Stored data:
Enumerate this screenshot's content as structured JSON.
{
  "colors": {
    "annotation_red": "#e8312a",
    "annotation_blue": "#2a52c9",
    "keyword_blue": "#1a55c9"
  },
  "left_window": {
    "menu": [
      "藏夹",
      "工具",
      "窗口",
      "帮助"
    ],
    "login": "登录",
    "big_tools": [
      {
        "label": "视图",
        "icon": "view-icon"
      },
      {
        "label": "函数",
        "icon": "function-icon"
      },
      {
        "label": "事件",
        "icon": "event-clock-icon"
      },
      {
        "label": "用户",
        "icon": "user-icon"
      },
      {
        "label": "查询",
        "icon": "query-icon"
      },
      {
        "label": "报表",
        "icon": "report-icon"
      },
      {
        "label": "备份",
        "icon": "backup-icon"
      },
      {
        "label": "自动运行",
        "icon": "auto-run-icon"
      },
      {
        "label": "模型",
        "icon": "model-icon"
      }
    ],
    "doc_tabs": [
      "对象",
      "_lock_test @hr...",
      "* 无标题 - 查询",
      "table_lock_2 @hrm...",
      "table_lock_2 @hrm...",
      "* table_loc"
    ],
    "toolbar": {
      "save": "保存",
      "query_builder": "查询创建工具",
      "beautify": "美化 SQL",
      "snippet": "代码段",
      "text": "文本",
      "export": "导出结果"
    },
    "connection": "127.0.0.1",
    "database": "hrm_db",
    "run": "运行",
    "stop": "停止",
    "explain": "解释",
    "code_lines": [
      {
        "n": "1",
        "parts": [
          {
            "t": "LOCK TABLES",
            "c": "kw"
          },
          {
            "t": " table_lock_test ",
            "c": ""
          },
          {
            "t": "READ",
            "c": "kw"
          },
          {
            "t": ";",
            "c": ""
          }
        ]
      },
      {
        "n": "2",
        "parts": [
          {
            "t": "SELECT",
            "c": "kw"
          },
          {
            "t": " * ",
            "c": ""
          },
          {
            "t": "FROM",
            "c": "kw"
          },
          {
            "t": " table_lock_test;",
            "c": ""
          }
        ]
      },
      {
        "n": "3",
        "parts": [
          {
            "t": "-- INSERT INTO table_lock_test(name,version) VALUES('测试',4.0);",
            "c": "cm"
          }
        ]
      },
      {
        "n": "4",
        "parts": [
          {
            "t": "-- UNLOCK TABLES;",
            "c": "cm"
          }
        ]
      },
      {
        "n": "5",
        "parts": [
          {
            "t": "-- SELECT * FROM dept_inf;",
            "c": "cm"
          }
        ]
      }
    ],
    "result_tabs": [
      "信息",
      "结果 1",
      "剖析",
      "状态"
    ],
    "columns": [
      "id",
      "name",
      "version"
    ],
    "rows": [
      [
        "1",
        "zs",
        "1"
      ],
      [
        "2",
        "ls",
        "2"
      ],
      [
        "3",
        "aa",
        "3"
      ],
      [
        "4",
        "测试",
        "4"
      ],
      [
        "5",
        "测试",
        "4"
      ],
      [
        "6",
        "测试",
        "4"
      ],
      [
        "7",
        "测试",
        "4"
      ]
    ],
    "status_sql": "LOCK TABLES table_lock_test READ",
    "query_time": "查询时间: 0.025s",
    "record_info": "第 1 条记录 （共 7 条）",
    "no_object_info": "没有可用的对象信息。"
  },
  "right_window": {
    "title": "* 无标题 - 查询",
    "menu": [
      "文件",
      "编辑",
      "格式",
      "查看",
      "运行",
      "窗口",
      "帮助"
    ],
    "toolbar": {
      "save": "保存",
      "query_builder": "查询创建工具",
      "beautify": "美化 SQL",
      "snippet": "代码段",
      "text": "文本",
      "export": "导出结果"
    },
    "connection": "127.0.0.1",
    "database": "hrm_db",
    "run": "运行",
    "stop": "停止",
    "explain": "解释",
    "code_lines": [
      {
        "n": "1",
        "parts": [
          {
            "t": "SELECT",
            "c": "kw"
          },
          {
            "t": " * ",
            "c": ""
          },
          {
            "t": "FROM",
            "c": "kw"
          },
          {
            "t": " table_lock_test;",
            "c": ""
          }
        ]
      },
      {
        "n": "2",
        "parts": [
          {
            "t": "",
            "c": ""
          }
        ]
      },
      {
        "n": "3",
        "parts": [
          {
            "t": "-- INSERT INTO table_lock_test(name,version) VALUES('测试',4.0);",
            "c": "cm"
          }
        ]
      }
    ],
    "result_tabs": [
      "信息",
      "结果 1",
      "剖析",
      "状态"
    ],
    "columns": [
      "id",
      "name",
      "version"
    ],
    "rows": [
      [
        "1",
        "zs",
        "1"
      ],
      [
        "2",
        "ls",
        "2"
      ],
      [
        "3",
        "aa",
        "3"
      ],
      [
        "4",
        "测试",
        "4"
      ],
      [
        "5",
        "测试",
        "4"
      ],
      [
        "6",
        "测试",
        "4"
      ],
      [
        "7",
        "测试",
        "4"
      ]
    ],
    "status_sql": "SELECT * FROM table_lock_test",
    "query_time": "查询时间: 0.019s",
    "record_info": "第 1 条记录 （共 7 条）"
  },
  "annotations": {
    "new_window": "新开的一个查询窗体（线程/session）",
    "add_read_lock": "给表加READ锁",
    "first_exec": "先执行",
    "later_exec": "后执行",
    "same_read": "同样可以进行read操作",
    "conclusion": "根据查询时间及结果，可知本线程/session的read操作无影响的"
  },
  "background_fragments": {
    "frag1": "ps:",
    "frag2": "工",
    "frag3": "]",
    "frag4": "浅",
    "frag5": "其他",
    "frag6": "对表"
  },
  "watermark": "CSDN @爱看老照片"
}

Problem description: Write out every record verbatim.

Exercise solution:
Enumerate this screenshot's content as structured JSON.
{
  "colors": {
    "annotation_red": "#e8312a",
    "annotation_blue": "#2a52c9",
    "keyword_blue": "#1a55c9"
  },
  "left_window": {
    "menu": [
      "藏夹",
      "工具",
      "窗口",
      "帮助"
    ],
    "login": "登录",
    "big_tools": [
      {
        "label": "视图",
        "icon": "view-icon"
      },
      {
        "label": "函数",
        "icon": "function-icon"
      },
      {
        "label": "事件",
        "icon": "event-clock-icon"
      },
      {
        "label": "用户",
        "icon": "user-icon"
      },
      {
        "label": "查询",
        "icon": "query-icon"
      },
      {
        "label": "报表",
        "icon": "report-icon"
      },
      {
        "label": "备份",
        "icon": "backup-icon"
      },
      {
        "label": "自动运行",
        "icon": "auto-run-icon"
      },
      {
        "label": "模型",
        "icon": "model-icon"
      }
    ],
    "doc_tabs": [
      "对象",
      "_lock_test @hr...",
      "* 无标题 - 查询",
      "table_lock_2 @hrm...",
      "table_lock_2 @hrm...",
      "* table_loc"
    ],
    "toolbar": {
      "save": "保存",
      "query_builder": "查询创建工具",
      "beautify": "美化 SQL",
      "snippet": "代码段",
      "text": "文本",
      "export": "导出结果"
    },
    "connection": "127.0.0.1",
    "database": "hrm_db",
    "run": "运行",
    "stop": "停止",
    "explain": "解释",
    "code_lines": [
      {
        "n": "1",
        "parts": [
          {
            "t": "LOCK TABLES",
            "c": "kw"
          },
          {
            "t": " table_lock_test ",
            "c": ""
          },
          {
            "t": "READ",
            "c": "kw"
          },
          {
            "t": ";",
            "c": ""
          }
        ]
      },
      {
        "n": "2",
        "parts": [
          {
            "t": "SELECT",
            "c": "kw"
          },
          {
            "t": " * ",
            "c": ""
          },
          {
            "t": "FROM",
            "c": "kw"
          },
          {
            "t": " table_lock_test;",
            "c": ""
          }
        ]
      },
      {
        "n": "3",
        "parts": [
          {
            "t": "-- INSERT INTO table_lock_test(name,version) VALUES('测试',4.0);",
            "c": "cm"
          }
        ]
      },
      {
        "n": "4",
        "parts": [
          {
            "t": "-- UNLOCK TABLES;",
            "c": "cm"
          }
        ]
      },
      {
        "n": "5",
        "parts": [
          {
            "t": "-- SELECT * FROM dept_inf;",
            "c": "cm"
          }
        ]
      }
    ],
    "result_tabs": [
      "信息",
      "结果 1",
      "剖析",
      "状态"
    ],
    "columns": [
      "id",
      "name",
      "version"
    ],
    "rows": [
      [
        "1",
        "zs",
        "1"
      ],
      [
        "2",
        "ls",
        "2"
      ],
      [
        "3",
        "aa",
        "3"
      ],
      [
        "4",
        "测试",
        "4"
      ],
      [
        "5",
        "测试",
        "4"
      ],
      [
        "6",
        "测试",
        "4"
      ],
      [
        "7",
        "测试",
        "4"
      ]
    ],
    "status_sql": "LOCK TABLES table_lock_test READ",
    "query_time": "查询时间: 0.025s",
    "record_info": "第 1 条记录 （共 7 条）",
    "no_object_info": "没有可用的对象信息。"
  },
  "right_window": {
    "title": "* 无标题 - 查询",
    "menu": [
      "文件",
      "编辑",
      "格式",
      "查看",
      "运行",
      "窗口",
      "帮助"
    ],
    "toolbar": {
      "save": "保存",
      "query_builder": "查询创建工具",
      "beautify": "美化 SQL",
      "snippet": "代码段",
      "text": "文本",
      "export": "导出结果"
    },
    "connection": "127.0.0.1",
    "database": "hrm_db",
    "run": "运行",
    "stop": "停止",
    "explain": "解释",
    "code_lines": [
      {
        "n": "1",
        "parts": [
          {
            "t": "SELECT",
            "c": "kw"
          },
          {
            "t": " * ",
            "c": ""
          },
          {
            "t": "FROM",
            "c": "kw"
          },
          {
            "t": " table_lock_test;",
            "c": ""
          }
        ]
      },
      {
        "n": "2",
        "parts": [
          {
            "t": "",
            "c": ""
          }
        ]
      },
      {
        "n": "3",
        "parts": [
          {
            "t": "-- INSERT INTO table_lock_test(name,version) VALUES('测试',4.0);",
            "c": "cm"
          }
        ]
      }
    ],
    "result_tabs": [
      "信息",
      "结果 1",
      "剖析",
      "状态"
    ],
    "columns": [
      "id",
      "name",
      "version"
    ],
    "rows": [
      [
        "1",
        "zs",
        "1"
      ],
      [
        "2",
        "ls",
        "2"
      ],
      [
        "3",
        "aa",
        "3"
      ],
      [
        "4",
        "测试",
        "4"
      ],
      [
        "5",
        "测试",
        "4"
      ],
      [
        "6",
        "测试",
        "4"
      ],
      [
        "7",
        "测试",
        "4"
      ]
    ],
    "status_sql": "SELECT * FROM table_lock_test",
    "query_time": "查询时间: 0.019s",
    "record_info": "第 1 条记录 （共 7 条）"
  },
  "annotations": {
    "new_window": "新开的一个查询窗体（线程/session）",
    "add_read_lock": "给表加READ锁",
    "first_exec": "先执行",
    "later_exec": "后执行",
    "same_read": "同样可以进行read操作",
    "conclusion": "根据查询时间及结果，可知本线程/session的read操作无影响的"
  },
  "background_fragments": {
    "frag1": "ps:",
    "frag2": "工",
    "frag3": "]",
    "frag4": "浅",
    "frag5": "其他",
    "frag6": "对表"
  },
  "watermark": "CSDN @爱看老照片"
}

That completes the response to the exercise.